Give a verbatim copy of the lines below, minus the pictures.

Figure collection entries
— Begin —
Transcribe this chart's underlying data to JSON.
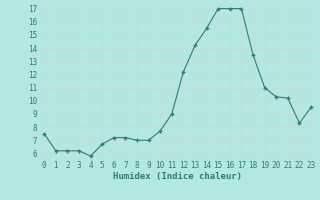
{
  "x": [
    0,
    1,
    2,
    3,
    4,
    5,
    6,
    7,
    8,
    9,
    10,
    11,
    12,
    13,
    14,
    15,
    16,
    17,
    18,
    19,
    20,
    21,
    22,
    23
  ],
  "y": [
    7.5,
    6.2,
    6.2,
    6.2,
    5.8,
    6.7,
    7.2,
    7.2,
    7.0,
    7.0,
    7.7,
    9.0,
    12.2,
    14.2,
    15.5,
    17.0,
    17.0,
    17.0,
    13.5,
    11.0,
    10.3,
    10.2,
    8.3,
    9.5
  ],
  "line_color": "#2e7d6e",
  "marker_color": "#2e7d6e",
  "bg_color": "#b2e8e0",
  "grid_color": "#c8dbd8",
  "xlabel": "Humidex (Indice chaleur)",
  "ylim": [
    5.5,
    17.5
  ],
  "xlim": [
    -0.5,
    23.5
  ],
  "yticks": [
    6,
    7,
    8,
    9,
    10,
    11,
    12,
    13,
    14,
    15,
    16,
    17
  ],
  "xticks": [
    0,
    1,
    2,
    3,
    4,
    5,
    6,
    7,
    8,
    9,
    10,
    11,
    12,
    13,
    14,
    15,
    16,
    17,
    18,
    19,
    20,
    21,
    22,
    23
  ],
  "label_fontsize": 6.5,
  "tick_fontsize": 5.5
}
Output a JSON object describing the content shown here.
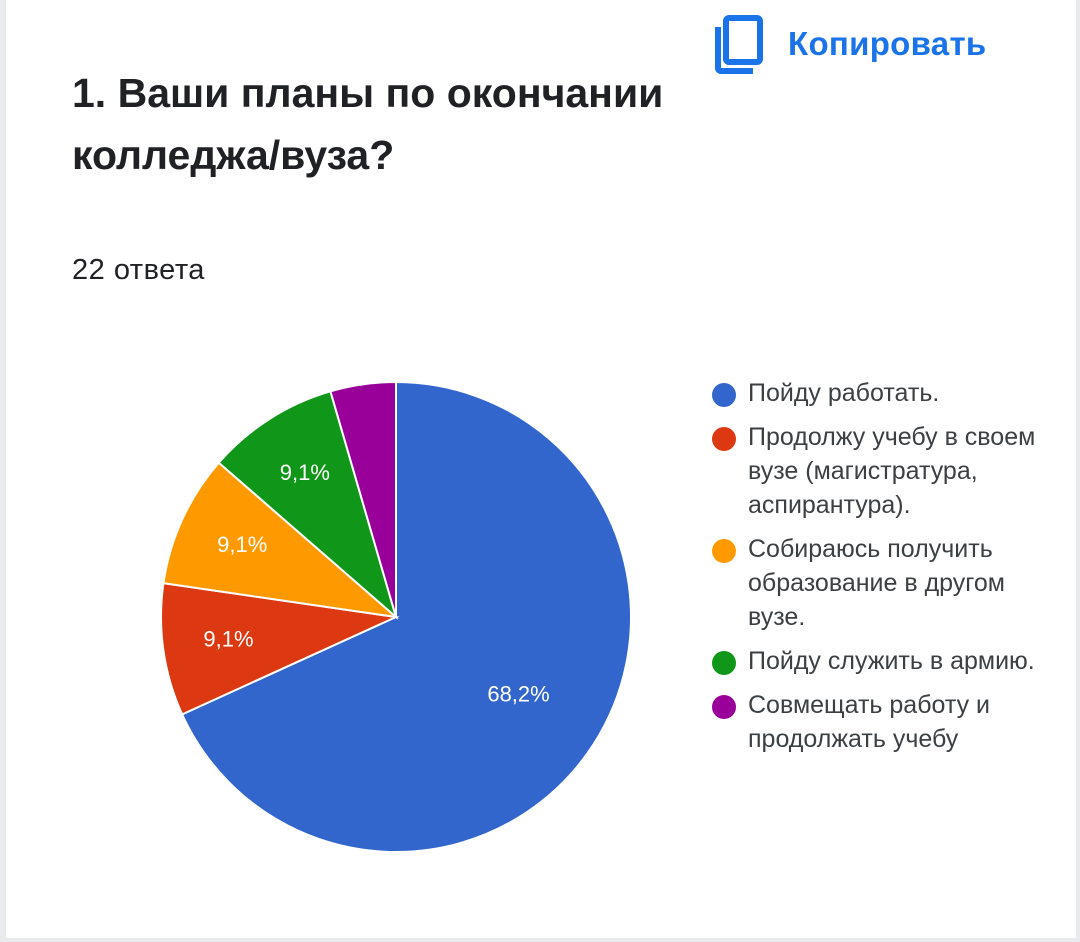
{
  "copy_button": {
    "label": "Копировать",
    "icon": "copy-icon"
  },
  "question": {
    "title": "1. Ваши планы по окончании колледжа/вуза?",
    "responses": "22 ответа"
  },
  "chart_data": {
    "type": "pie",
    "title": "1. Ваши планы по окончании колледжа/вуза?",
    "start_angle_deg": 90,
    "direction": "clockwise-from-right-negative",
    "legend_position": "right",
    "slices": [
      {
        "name": "Пойду работать.",
        "value": 68.2,
        "label": "68,2%",
        "color": "#3366cc"
      },
      {
        "name": "Продолжу учебу в своем вузе (магистратура, аспирантура).",
        "value": 9.1,
        "label": "9,1%",
        "color": "#dc3912"
      },
      {
        "name": "Собираюсь получить образование в другом вузе.",
        "value": 9.1,
        "label": "9,1%",
        "color": "#ff9900"
      },
      {
        "name": "Пойду служить в армию.",
        "value": 9.1,
        "label": "9,1%",
        "color": "#109618"
      },
      {
        "name": "Совмещать работу и продолжать учебу",
        "value": 4.5,
        "label": "",
        "color": "#990099"
      }
    ]
  }
}
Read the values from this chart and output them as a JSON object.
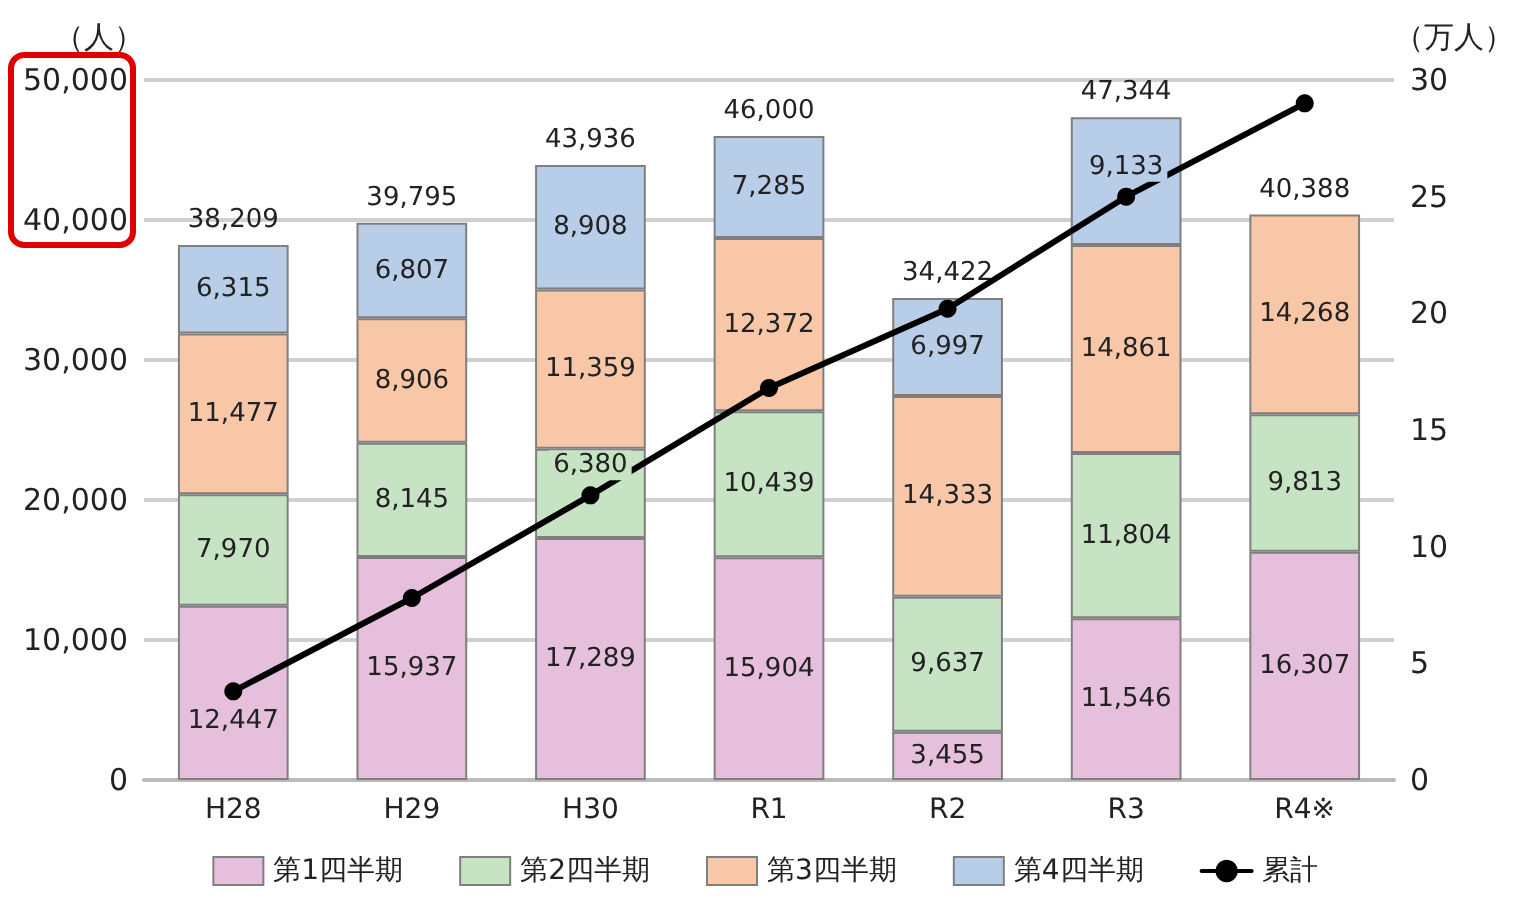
— End —
__THE RESULT__:
Transcribe this chart's underlying data to JSON.
{
  "x": [
    0,
    1,
    2,
    3,
    4,
    5,
    6,
    7,
    8,
    9,
    10,
    11,
    12,
    13,
    14,
    15,
    16,
    17,
    18,
    19,
    20,
    21,
    22,
    23
  ],
  "y": [
    7.5,
    6.2,
    6.2,
    6.2,
    5.8,
    6.7,
    7.2,
    7.2,
    7.0,
    7.0,
    7.7,
    9.0,
    12.2,
    14.2,
    15.5,
    17.0,
    17.0,
    17.0,
    13.5,
    11.0,
    10.3,
    10.2,
    8.3,
    9.5
  ],
  "line_color": "#2e7d6e",
  "marker_color": "#2e7d6e",
  "bg_color": "#b2e8e0",
  "grid_color": "#c8dbd8",
  "xlabel": "Humidex (Indice chaleur)",
  "ylim": [
    5.5,
    17.5
  ],
  "xlim": [
    -0.5,
    23.5
  ],
  "yticks": [
    6,
    7,
    8,
    9,
    10,
    11,
    12,
    13,
    14,
    15,
    16,
    17
  ],
  "xticks": [
    0,
    1,
    2,
    3,
    4,
    5,
    6,
    7,
    8,
    9,
    10,
    11,
    12,
    13,
    14,
    15,
    16,
    17,
    18,
    19,
    20,
    21,
    22,
    23
  ],
  "label_fontsize": 6.5,
  "tick_fontsize": 5.5
}
Output a JSON object describing the content shown here.
{
  "copy_button": {
    "label": "Копировать",
    "icon": "copy-icon"
  },
  "question": {
    "title": "1. Ваши планы по окончании колледжа/вуза?",
    "responses": "22 ответа"
  },
  "chart_data": {
    "type": "pie",
    "title": "1. Ваши планы по окончании колледжа/вуза?",
    "start_angle_deg": 90,
    "direction": "clockwise-from-right-negative",
    "legend_position": "right",
    "slices": [
      {
        "name": "Пойду работать.",
        "value": 68.2,
        "label": "68,2%",
        "color": "#3366cc"
      },
      {
        "name": "Продолжу учебу в своем вузе (магистратура, аспирантура).",
        "value": 9.1,
        "label": "9,1%",
        "color": "#dc3912"
      },
      {
        "name": "Собираюсь получить образование в другом вузе.",
        "value": 9.1,
        "label": "9,1%",
        "color": "#ff9900"
      },
      {
        "name": "Пойду служить в армию.",
        "value": 9.1,
        "label": "9,1%",
        "color": "#109618"
      },
      {
        "name": "Совмещать работу и продолжать учебу",
        "value": 4.5,
        "label": "",
        "color": "#990099"
      }
    ]
  }
}
Read the values from this chart and output them as a JSON object.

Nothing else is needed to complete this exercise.